Chart and figure data:
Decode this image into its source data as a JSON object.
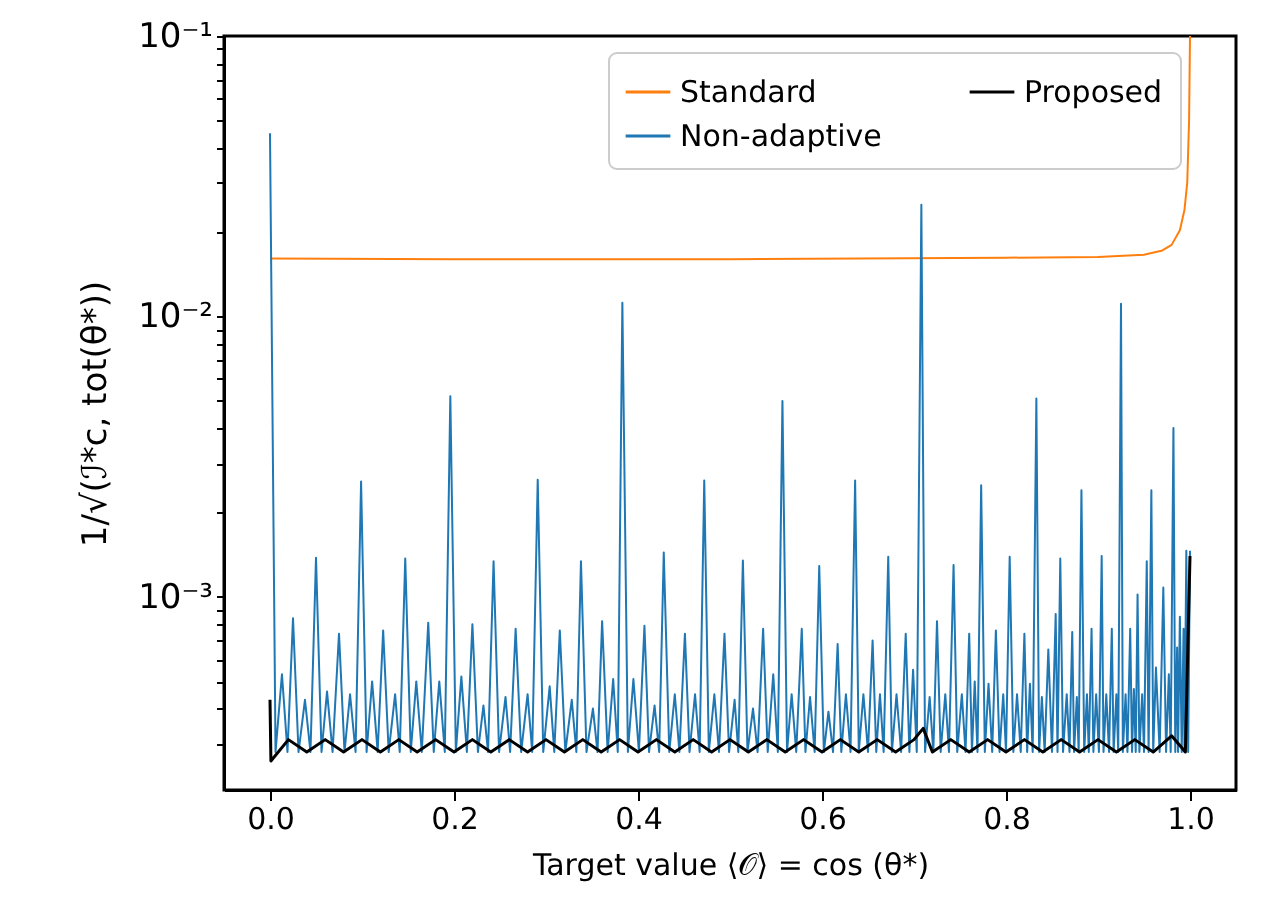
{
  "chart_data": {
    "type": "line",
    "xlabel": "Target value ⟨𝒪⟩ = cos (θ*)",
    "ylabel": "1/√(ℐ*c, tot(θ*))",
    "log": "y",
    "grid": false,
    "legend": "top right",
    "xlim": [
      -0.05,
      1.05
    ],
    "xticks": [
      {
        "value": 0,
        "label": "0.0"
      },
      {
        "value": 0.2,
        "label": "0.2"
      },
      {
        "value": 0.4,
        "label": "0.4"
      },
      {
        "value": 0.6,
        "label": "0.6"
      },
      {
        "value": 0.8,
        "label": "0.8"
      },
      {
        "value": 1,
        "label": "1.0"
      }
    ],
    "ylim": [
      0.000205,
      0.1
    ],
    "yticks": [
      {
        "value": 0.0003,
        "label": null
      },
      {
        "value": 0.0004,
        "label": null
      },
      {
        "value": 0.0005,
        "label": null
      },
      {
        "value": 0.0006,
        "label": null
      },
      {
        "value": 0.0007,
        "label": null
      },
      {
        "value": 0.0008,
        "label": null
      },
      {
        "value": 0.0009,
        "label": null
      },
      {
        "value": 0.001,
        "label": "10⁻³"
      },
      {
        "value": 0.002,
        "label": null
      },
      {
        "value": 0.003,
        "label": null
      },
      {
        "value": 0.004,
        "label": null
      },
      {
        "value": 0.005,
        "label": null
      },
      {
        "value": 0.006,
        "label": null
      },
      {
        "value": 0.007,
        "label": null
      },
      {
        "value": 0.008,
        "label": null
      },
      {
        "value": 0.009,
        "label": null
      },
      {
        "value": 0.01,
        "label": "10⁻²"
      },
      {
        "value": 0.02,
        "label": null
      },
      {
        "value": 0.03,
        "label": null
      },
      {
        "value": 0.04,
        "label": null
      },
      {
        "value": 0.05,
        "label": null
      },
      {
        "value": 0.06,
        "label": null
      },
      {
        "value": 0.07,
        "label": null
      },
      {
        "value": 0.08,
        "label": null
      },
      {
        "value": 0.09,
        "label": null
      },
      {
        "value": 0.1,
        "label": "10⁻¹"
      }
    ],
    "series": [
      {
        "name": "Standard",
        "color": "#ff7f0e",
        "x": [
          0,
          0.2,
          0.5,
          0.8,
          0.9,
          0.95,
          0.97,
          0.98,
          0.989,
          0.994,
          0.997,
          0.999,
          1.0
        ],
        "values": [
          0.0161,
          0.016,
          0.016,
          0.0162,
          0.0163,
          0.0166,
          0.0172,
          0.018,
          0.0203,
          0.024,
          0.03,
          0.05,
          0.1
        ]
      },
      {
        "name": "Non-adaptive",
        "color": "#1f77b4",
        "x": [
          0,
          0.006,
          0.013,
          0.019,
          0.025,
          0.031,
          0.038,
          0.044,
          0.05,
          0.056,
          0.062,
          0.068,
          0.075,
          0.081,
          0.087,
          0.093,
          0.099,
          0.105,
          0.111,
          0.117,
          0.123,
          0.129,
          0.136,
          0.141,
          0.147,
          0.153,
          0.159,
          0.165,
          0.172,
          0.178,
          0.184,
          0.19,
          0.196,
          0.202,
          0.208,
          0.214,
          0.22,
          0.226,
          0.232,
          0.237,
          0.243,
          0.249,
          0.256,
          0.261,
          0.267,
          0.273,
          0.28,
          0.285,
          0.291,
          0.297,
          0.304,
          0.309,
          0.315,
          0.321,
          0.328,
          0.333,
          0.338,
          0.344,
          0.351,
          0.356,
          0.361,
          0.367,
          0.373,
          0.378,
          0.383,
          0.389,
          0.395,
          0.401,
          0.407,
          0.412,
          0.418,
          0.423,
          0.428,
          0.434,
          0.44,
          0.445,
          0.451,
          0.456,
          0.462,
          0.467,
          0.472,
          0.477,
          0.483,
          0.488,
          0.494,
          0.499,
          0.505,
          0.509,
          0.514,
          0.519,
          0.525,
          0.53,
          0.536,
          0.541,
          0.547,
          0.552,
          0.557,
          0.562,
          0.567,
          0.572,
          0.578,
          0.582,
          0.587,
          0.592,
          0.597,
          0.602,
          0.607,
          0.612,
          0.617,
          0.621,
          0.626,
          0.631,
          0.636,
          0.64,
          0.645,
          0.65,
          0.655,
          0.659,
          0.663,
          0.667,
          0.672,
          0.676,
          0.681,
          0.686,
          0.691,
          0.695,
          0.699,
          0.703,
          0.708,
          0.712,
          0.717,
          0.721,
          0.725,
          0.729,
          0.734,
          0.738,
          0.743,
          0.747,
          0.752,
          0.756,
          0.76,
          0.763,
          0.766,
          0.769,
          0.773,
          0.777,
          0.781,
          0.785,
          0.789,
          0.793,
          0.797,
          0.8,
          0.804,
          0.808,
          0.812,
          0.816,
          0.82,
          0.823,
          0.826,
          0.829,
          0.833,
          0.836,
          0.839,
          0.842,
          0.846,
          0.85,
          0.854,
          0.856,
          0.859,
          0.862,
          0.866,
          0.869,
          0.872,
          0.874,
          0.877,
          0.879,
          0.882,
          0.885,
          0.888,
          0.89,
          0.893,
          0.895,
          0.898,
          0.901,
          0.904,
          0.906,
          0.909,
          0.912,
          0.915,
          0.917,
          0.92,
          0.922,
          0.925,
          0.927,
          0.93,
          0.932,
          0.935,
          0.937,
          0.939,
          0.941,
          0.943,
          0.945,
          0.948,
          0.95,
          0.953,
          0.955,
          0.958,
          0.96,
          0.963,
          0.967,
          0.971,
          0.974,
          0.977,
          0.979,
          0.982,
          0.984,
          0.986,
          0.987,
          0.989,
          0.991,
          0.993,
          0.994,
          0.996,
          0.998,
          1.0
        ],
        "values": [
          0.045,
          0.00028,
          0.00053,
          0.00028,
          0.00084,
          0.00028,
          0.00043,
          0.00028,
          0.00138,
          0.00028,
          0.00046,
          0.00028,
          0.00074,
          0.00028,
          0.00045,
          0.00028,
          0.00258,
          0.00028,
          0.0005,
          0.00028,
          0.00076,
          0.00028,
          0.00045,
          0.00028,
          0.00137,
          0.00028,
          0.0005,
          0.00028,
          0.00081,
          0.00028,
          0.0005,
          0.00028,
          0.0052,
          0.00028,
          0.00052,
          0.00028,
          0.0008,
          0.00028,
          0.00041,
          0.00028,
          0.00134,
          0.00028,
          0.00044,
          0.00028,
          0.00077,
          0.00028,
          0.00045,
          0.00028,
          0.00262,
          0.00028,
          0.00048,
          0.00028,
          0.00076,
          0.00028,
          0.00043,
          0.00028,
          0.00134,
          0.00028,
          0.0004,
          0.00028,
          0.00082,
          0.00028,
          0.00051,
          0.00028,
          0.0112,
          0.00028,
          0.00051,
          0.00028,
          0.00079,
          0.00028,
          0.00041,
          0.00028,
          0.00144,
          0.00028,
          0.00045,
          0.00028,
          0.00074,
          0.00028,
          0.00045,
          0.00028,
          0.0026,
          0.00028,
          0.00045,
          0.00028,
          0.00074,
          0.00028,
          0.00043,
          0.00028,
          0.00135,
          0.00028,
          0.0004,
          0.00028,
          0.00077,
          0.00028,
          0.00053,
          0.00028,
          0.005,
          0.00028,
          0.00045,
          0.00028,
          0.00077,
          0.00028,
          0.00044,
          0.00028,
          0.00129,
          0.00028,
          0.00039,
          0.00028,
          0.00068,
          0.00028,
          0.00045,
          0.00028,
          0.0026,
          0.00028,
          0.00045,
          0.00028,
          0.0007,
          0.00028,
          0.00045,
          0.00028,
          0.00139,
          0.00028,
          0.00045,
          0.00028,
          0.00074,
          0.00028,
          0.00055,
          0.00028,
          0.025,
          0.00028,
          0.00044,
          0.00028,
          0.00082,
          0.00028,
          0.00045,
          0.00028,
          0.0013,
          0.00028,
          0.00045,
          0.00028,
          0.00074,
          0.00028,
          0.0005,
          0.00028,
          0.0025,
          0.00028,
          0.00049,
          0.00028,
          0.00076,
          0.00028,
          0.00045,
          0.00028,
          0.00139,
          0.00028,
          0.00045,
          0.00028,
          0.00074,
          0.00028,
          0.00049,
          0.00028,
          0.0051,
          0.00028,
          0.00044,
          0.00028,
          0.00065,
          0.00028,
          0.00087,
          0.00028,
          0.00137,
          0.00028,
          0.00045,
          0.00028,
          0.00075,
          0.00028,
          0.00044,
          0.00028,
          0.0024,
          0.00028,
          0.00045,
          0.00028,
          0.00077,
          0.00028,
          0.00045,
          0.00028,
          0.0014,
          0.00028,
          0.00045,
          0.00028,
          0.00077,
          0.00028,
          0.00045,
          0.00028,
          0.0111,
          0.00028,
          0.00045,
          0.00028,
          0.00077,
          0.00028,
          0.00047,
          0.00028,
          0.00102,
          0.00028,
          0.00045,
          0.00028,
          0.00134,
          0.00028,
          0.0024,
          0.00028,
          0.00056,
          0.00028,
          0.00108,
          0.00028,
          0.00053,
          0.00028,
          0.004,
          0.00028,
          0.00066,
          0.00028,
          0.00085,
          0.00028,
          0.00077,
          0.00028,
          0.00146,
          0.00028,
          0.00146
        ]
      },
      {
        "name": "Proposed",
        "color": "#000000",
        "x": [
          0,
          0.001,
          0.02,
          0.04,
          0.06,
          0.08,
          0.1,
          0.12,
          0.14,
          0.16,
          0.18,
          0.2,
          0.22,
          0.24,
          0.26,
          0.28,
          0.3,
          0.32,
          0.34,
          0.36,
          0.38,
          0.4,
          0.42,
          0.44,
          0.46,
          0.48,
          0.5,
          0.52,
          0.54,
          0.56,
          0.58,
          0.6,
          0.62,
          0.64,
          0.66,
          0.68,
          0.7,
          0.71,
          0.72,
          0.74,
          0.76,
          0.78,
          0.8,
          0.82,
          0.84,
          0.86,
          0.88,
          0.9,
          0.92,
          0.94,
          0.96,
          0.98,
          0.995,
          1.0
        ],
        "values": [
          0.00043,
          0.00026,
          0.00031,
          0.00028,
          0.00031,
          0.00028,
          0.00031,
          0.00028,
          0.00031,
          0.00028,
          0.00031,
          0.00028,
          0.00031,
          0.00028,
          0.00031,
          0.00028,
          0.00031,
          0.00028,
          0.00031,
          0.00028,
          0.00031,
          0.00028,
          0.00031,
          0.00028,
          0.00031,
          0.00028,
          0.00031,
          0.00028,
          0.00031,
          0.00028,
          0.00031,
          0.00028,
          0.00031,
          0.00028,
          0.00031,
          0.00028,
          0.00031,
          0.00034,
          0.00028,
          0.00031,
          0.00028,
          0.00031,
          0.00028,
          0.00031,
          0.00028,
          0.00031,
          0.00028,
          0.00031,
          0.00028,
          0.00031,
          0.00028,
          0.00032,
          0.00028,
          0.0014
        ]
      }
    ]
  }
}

[The exercise]
Report each line of the material above where the word "color" appears.

[Answer to this exercise]
        "color": "#ff7f0e",
        "color": "#1f77b4",
        "color": "#000000",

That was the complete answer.